> _Excerpted records_

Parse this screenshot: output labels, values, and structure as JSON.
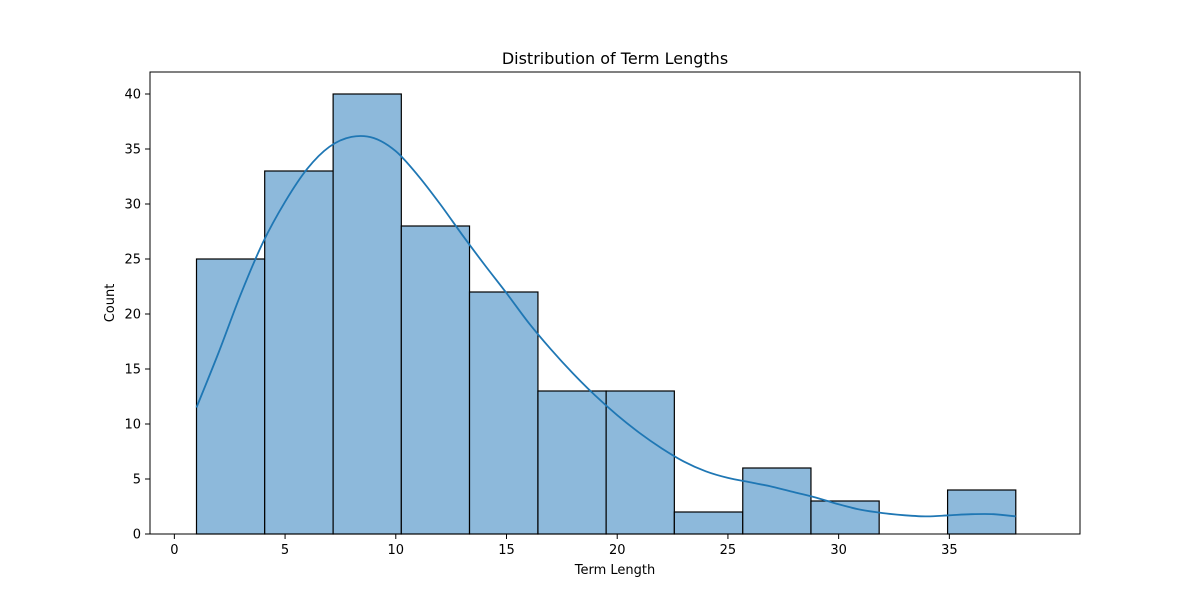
{
  "chart_data": {
    "type": "bar",
    "title": "Distribution of Term Lengths",
    "xlabel": "Term Length",
    "ylabel": "Count",
    "xlim": [
      -1.1,
      40.9
    ],
    "ylim": [
      0,
      42
    ],
    "x_ticks": [
      0,
      5,
      10,
      15,
      20,
      25,
      30,
      35
    ],
    "y_ticks": [
      0,
      5,
      10,
      15,
      20,
      25,
      30,
      35,
      40
    ],
    "grid": false,
    "bins": [
      {
        "start": 1.0,
        "end": 4.08,
        "count": 25
      },
      {
        "start": 4.08,
        "end": 7.17,
        "count": 33
      },
      {
        "start": 7.17,
        "end": 10.25,
        "count": 40
      },
      {
        "start": 10.25,
        "end": 13.33,
        "count": 28
      },
      {
        "start": 13.33,
        "end": 16.42,
        "count": 22
      },
      {
        "start": 16.42,
        "end": 19.5,
        "count": 13
      },
      {
        "start": 19.5,
        "end": 22.58,
        "count": 13
      },
      {
        "start": 22.58,
        "end": 25.67,
        "count": 2
      },
      {
        "start": 25.67,
        "end": 28.75,
        "count": 6
      },
      {
        "start": 28.75,
        "end": 31.83,
        "count": 3
      },
      {
        "start": 31.83,
        "end": 34.92,
        "count": 0
      },
      {
        "start": 34.92,
        "end": 38.0,
        "count": 4
      }
    ],
    "kde": {
      "x": [
        1,
        2,
        3,
        4,
        5,
        6,
        7,
        8,
        9,
        10,
        11,
        12,
        13,
        14,
        15,
        16,
        17,
        18,
        19,
        20,
        21,
        22,
        23,
        24,
        25,
        26,
        27,
        28,
        29,
        30,
        31,
        32,
        33,
        34,
        35,
        36,
        37,
        38
      ],
      "y": [
        11.5,
        16.5,
        21.8,
        26.5,
        30.2,
        33.2,
        35.2,
        36.1,
        36.0,
        34.8,
        32.6,
        30.0,
        27.2,
        24.5,
        21.9,
        19.2,
        16.8,
        14.6,
        12.6,
        10.8,
        9.2,
        7.8,
        6.6,
        5.7,
        5.1,
        4.7,
        4.3,
        3.8,
        3.3,
        2.7,
        2.2,
        1.9,
        1.7,
        1.6,
        1.7,
        1.8,
        1.8,
        1.6
      ]
    },
    "colors": {
      "bar_fill": "#8db9db",
      "bar_edge": "#000000",
      "kde_line": "#1f77b4"
    }
  }
}
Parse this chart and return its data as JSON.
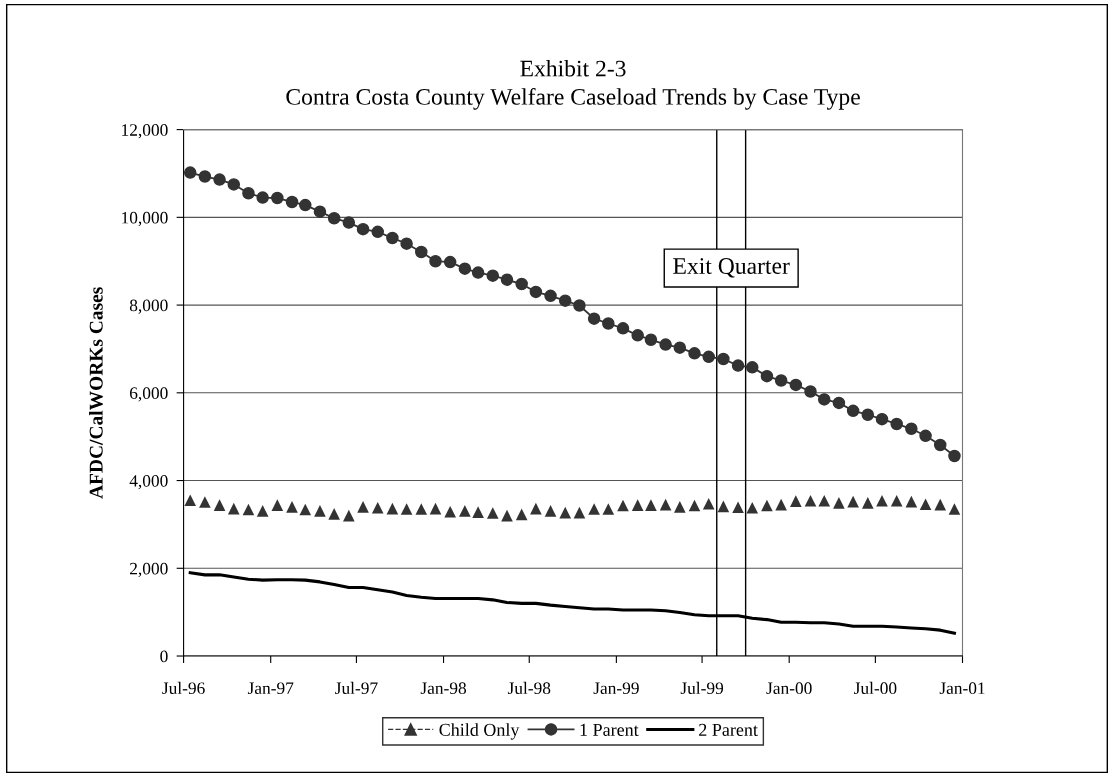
{
  "chart_data": {
    "type": "line",
    "title": "Exhibit 2-3\nContra Costa County Welfare Caseload Trends by Case Type",
    "ylabel": "AFDC/CalWORKs Cases",
    "x": [
      "1996-07-15",
      "1996-08-15",
      "1996-09-15",
      "1996-10-15",
      "1996-11-15",
      "1996-12-15",
      "1997-01-15",
      "1997-02-15",
      "1997-03-15",
      "1997-04-15",
      "1997-05-15",
      "1997-06-15",
      "1997-07-15",
      "1997-08-15",
      "1997-09-15",
      "1997-10-15",
      "1997-11-15",
      "1997-12-15",
      "1998-01-15",
      "1998-02-15",
      "1998-03-15",
      "1998-04-15",
      "1998-05-15",
      "1998-06-15",
      "1998-07-15",
      "1998-08-15",
      "1998-09-15",
      "1998-10-15",
      "1998-11-15",
      "1998-12-15",
      "1999-01-15",
      "1999-02-15",
      "1999-03-15",
      "1999-04-15",
      "1999-05-15",
      "1999-06-15",
      "1999-07-15",
      "1999-08-15",
      "1999-09-15",
      "1999-10-15",
      "1999-11-15",
      "1999-12-15",
      "2000-01-15",
      "2000-02-15",
      "2000-03-15",
      "2000-04-15",
      "2000-05-15",
      "2000-06-15",
      "2000-07-15",
      "2000-08-15",
      "2000-09-15",
      "2000-10-15",
      "2000-11-15",
      "2000-12-15"
    ],
    "series": [
      {
        "name": "Child Only",
        "type": "scatter",
        "marker": "triangle",
        "color": "#333333",
        "values": [
          3550,
          3510,
          3440,
          3360,
          3340,
          3310,
          3440,
          3400,
          3340,
          3310,
          3240,
          3200,
          3400,
          3380,
          3360,
          3350,
          3350,
          3360,
          3290,
          3310,
          3280,
          3260,
          3200,
          3230,
          3360,
          3310,
          3270,
          3270,
          3350,
          3350,
          3430,
          3440,
          3440,
          3450,
          3400,
          3430,
          3470,
          3410,
          3390,
          3380,
          3430,
          3450,
          3530,
          3540,
          3540,
          3490,
          3520,
          3490,
          3540,
          3540,
          3520,
          3460,
          3450,
          3350
        ]
      },
      {
        "name": "1 Parent",
        "marker": "circle",
        "color": "#333333",
        "values": [
          11020,
          10930,
          10860,
          10750,
          10550,
          10450,
          10440,
          10350,
          10280,
          10130,
          9980,
          9880,
          9730,
          9670,
          9530,
          9400,
          9210,
          9000,
          8980,
          8830,
          8740,
          8670,
          8580,
          8480,
          8300,
          8210,
          8100,
          7990,
          7690,
          7580,
          7470,
          7310,
          7210,
          7100,
          7030,
          6900,
          6820,
          6770,
          6620,
          6580,
          6380,
          6280,
          6180,
          6030,
          5850,
          5770,
          5590,
          5500,
          5400,
          5290,
          5180,
          5020,
          4810,
          4560
        ]
      },
      {
        "name": "2 Parent",
        "marker": "none",
        "color": "#000000",
        "values": [
          1900,
          1850,
          1850,
          1800,
          1750,
          1730,
          1740,
          1740,
          1730,
          1690,
          1630,
          1560,
          1560,
          1510,
          1460,
          1380,
          1340,
          1310,
          1310,
          1310,
          1310,
          1280,
          1220,
          1200,
          1200,
          1160,
          1130,
          1100,
          1070,
          1070,
          1050,
          1050,
          1050,
          1030,
          990,
          940,
          920,
          920,
          920,
          860,
          830,
          770,
          770,
          760,
          760,
          730,
          680,
          680,
          680,
          660,
          640,
          620,
          590,
          520
        ]
      }
    ],
    "xlim": [
      "1996-07-01",
      "2001-01-01"
    ],
    "xticks": [
      {
        "value": "1996-07-01",
        "label": "Jul-96"
      },
      {
        "value": "1997-01-01",
        "label": "Jan-97"
      },
      {
        "value": "1997-07-01",
        "label": "Jul-97"
      },
      {
        "value": "1998-01-01",
        "label": "Jan-98"
      },
      {
        "value": "1998-07-01",
        "label": "Jul-98"
      },
      {
        "value": "1999-01-01",
        "label": "Jan-99"
      },
      {
        "value": "1999-07-01",
        "label": "Jul-99"
      },
      {
        "value": "2000-01-01",
        "label": "Jan-00"
      },
      {
        "value": "2000-07-01",
        "label": "Jul-00"
      },
      {
        "value": "2001-01-01",
        "label": "Jan-01"
      }
    ],
    "ylim": [
      0,
      12000
    ],
    "yticks": [
      {
        "value": 0,
        "label": "0"
      },
      {
        "value": 2000,
        "label": "2,000"
      },
      {
        "value": 4000,
        "label": "4,000"
      },
      {
        "value": 6000,
        "label": "6,000"
      },
      {
        "value": 8000,
        "label": "8,000"
      },
      {
        "value": 10000,
        "label": "10,000"
      },
      {
        "value": 12000,
        "label": "12,000"
      }
    ],
    "grid": "y",
    "legend": "bottom",
    "ref_lines": [
      {
        "axis": "x",
        "value": "1999-08-01",
        "label": null,
        "color": "#000000"
      },
      {
        "axis": "x",
        "value": "1999-10-01",
        "label": null,
        "color": "#000000"
      }
    ],
    "annotations": [
      "Exit Quarter"
    ]
  }
}
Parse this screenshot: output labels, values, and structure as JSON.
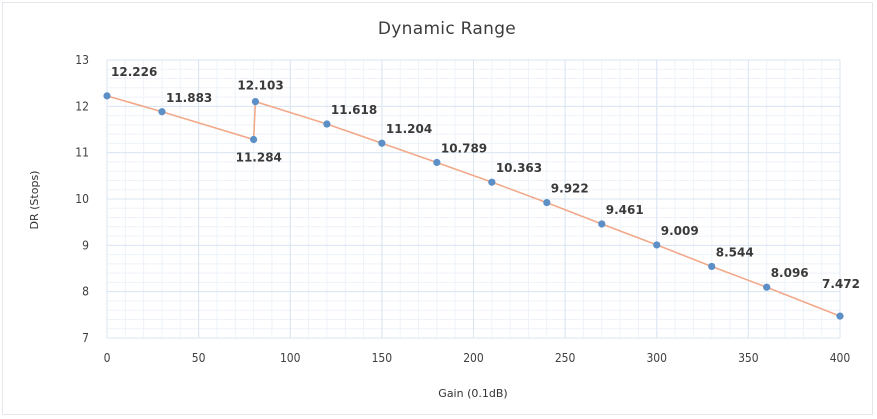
{
  "chart_data": {
    "type": "line",
    "title": "Dynamic Range",
    "xlabel": "Gain (0.1dB)",
    "ylabel": "DR (Stops)",
    "xlim": [
      0,
      400
    ],
    "ylim": [
      7,
      13
    ],
    "x_ticks": [
      0,
      50,
      100,
      150,
      200,
      250,
      300,
      350,
      400
    ],
    "y_ticks": [
      7,
      8,
      9,
      10,
      11,
      12,
      13
    ],
    "grid": true,
    "legend": "none",
    "colors": {
      "line": "#f2a98a",
      "marker": "#5b8fc6"
    },
    "series": [
      {
        "points": [
          {
            "x": 0,
            "y": 12.226,
            "label": "12.226"
          },
          {
            "x": 30,
            "y": 11.883,
            "label": "11.883"
          },
          {
            "x": 80,
            "y": 11.284,
            "label": "11.284"
          },
          {
            "x": 81,
            "y": 12.103,
            "label": "12.103"
          },
          {
            "x": 120,
            "y": 11.618,
            "label": "11.618"
          },
          {
            "x": 150,
            "y": 11.204,
            "label": "11.204"
          },
          {
            "x": 180,
            "y": 10.789,
            "label": "10.789"
          },
          {
            "x": 210,
            "y": 10.363,
            "label": "10.363"
          },
          {
            "x": 240,
            "y": 9.922,
            "label": "9.922"
          },
          {
            "x": 270,
            "y": 9.461,
            "label": "9.461"
          },
          {
            "x": 300,
            "y": 9.009,
            "label": "9.009"
          },
          {
            "x": 330,
            "y": 8.544,
            "label": "8.544"
          },
          {
            "x": 360,
            "y": 8.096,
            "label": "8.096"
          },
          {
            "x": 400,
            "y": 7.472,
            "label": "7.472"
          }
        ]
      }
    ]
  }
}
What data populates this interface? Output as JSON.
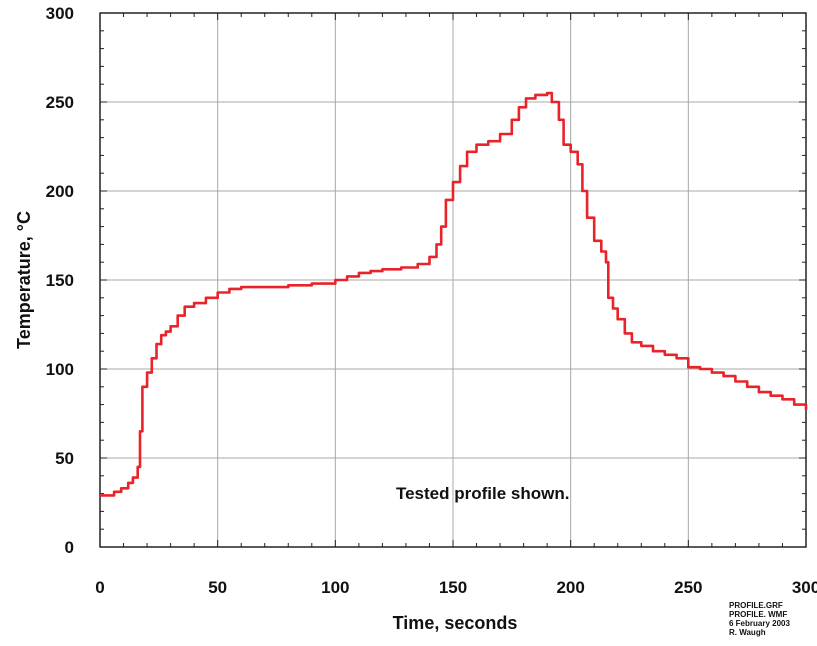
{
  "chart_data": {
    "type": "line",
    "xlabel": "Time, seconds",
    "ylabel": "Temperature, °C",
    "xlim": [
      0,
      300
    ],
    "ylim": [
      0,
      300
    ],
    "x_ticks": [
      0,
      50,
      100,
      150,
      200,
      250,
      300
    ],
    "y_ticks": [
      0,
      50,
      100,
      150,
      200,
      250,
      300
    ],
    "grid": true,
    "annotation": "Tested profile shown.",
    "series": [
      {
        "color": "#e8232a",
        "points": [
          [
            0,
            29
          ],
          [
            4,
            29
          ],
          [
            6,
            31
          ],
          [
            9,
            33
          ],
          [
            12,
            36
          ],
          [
            14,
            39
          ],
          [
            16,
            45
          ],
          [
            17,
            65
          ],
          [
            18,
            90
          ],
          [
            20,
            98
          ],
          [
            22,
            106
          ],
          [
            24,
            114
          ],
          [
            26,
            119
          ],
          [
            28,
            121
          ],
          [
            30,
            124
          ],
          [
            33,
            130
          ],
          [
            36,
            135
          ],
          [
            40,
            137
          ],
          [
            45,
            140
          ],
          [
            50,
            143
          ],
          [
            55,
            145
          ],
          [
            60,
            146
          ],
          [
            70,
            146
          ],
          [
            80,
            147
          ],
          [
            90,
            148
          ],
          [
            100,
            150
          ],
          [
            105,
            152
          ],
          [
            110,
            154
          ],
          [
            115,
            155
          ],
          [
            120,
            156
          ],
          [
            128,
            157
          ],
          [
            135,
            159
          ],
          [
            140,
            163
          ],
          [
            143,
            170
          ],
          [
            145,
            180
          ],
          [
            147,
            195
          ],
          [
            150,
            205
          ],
          [
            153,
            214
          ],
          [
            156,
            222
          ],
          [
            160,
            226
          ],
          [
            165,
            228
          ],
          [
            170,
            232
          ],
          [
            175,
            240
          ],
          [
            178,
            247
          ],
          [
            181,
            252
          ],
          [
            185,
            254
          ],
          [
            190,
            255
          ],
          [
            192,
            250
          ],
          [
            195,
            240
          ],
          [
            197,
            226
          ],
          [
            200,
            222
          ],
          [
            203,
            215
          ],
          [
            205,
            200
          ],
          [
            207,
            185
          ],
          [
            210,
            172
          ],
          [
            213,
            166
          ],
          [
            215,
            160
          ],
          [
            216,
            140
          ],
          [
            218,
            134
          ],
          [
            220,
            128
          ],
          [
            223,
            120
          ],
          [
            226,
            115
          ],
          [
            230,
            113
          ],
          [
            235,
            110
          ],
          [
            240,
            108
          ],
          [
            245,
            106
          ],
          [
            250,
            101
          ],
          [
            255,
            100
          ],
          [
            260,
            98
          ],
          [
            265,
            96
          ],
          [
            270,
            93
          ],
          [
            275,
            90
          ],
          [
            280,
            87
          ],
          [
            285,
            85
          ],
          [
            290,
            83
          ],
          [
            295,
            80
          ],
          [
            300,
            77
          ]
        ]
      }
    ]
  },
  "footnote": {
    "line1": "PROFILE.GRF",
    "line2": "PROFILE. WMF",
    "line3": "6 February 2003",
    "line4": "R. Waugh"
  },
  "colors": {
    "grid": "#a8a8a8",
    "axis": "#222222",
    "line": "#e8232a"
  }
}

> _The exercise_
Copy all lines above containing the string "Term".

> _Full answer_
    "title": "Distribution of Term Lengths",
    "xlabel": "Term Length",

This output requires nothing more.